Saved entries
----------

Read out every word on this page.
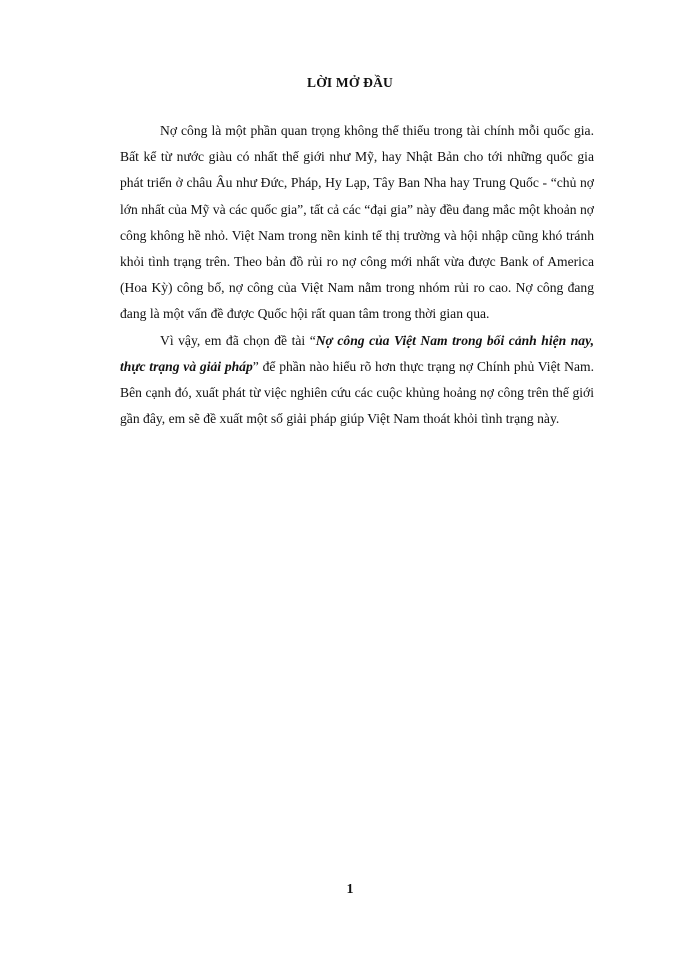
LỜI MỞ ĐẦU

Nợ công là một phần quan trọng không thể thiếu trong tài chính mỗi quốc gia. Bất kể từ nước giàu có nhất thế giới như Mỹ, hay Nhật Bản cho tới những quốc gia phát triển ở châu Âu như Đức, Pháp, Hy Lạp, Tây Ban Nha hay Trung Quốc - “chủ nợ lớn nhất của Mỹ và các quốc gia”, tất cả các “đại gia” này đều đang mắc một khoản nợ công không hề nhỏ. Việt Nam trong nền kinh tế thị trường và hội nhập cũng khó tránh khỏi tình trạng trên. Theo bản đồ rủi ro nợ công mới nhất vừa được Bank of America (Hoa Kỳ) công bố, nợ công của Việt Nam nằm trong nhóm rủi ro cao. Nợ công đang đang là một vấn đề được Quốc hội rất quan tâm trong thời gian qua.

Vì vậy, em đã chọn đề tài “Nợ công của Việt Nam trong bối cảnh hiện nay, thực trạng và giải pháp” để phần nào hiểu rõ hơn thực trạng nợ Chính phủ Việt Nam. Bên cạnh đó, xuất phát từ việc nghiên cứu các cuộc khủng hoảng nợ công trên thế giới gần đây, em sẽ đề xuất một số giải pháp giúp Việt Nam thoát khỏi tình trạng này.

1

----------

Repeat all of the entries word for word, but omit the pictures.

[Result for this task]
Read out every word on this page.
LỜI MỞ ĐẦU

Nợ công là một phần quan trọng không thể thiếu trong tài chính mỗi quốc gia. Bất kể từ nước giàu có nhất thế giới như Mỹ, hay Nhật Bản cho tới những quốc gia phát triển ở châu Âu như Đức, Pháp, Hy Lạp, Tây Ban Nha hay Trung Quốc - “chủ nợ lớn nhất của Mỹ và các quốc gia”, tất cả các “đại gia” này đều đang mắc một khoản nợ công không hề nhỏ. Việt Nam trong nền kinh tế thị trường và hội nhập cũng khó tránh khỏi tình trạng trên. Theo bản đồ rủi ro nợ công mới nhất vừa được Bank of America (Hoa Kỳ) công bố, nợ công của Việt Nam nằm trong nhóm rủi ro cao. Nợ công đang đang là một vấn đề được Quốc hội rất quan tâm trong thời gian qua.

Vì vậy, em đã chọn đề tài “Nợ công của Việt Nam trong bối cảnh hiện nay, thực trạng và giải pháp” để phần nào hiểu rõ hơn thực trạng nợ Chính phủ Việt Nam. Bên cạnh đó, xuất phát từ việc nghiên cứu các cuộc khủng hoảng nợ công trên thế giới gần đây, em sẽ đề xuất một số giải pháp giúp Việt Nam thoát khỏi tình trạng này.

1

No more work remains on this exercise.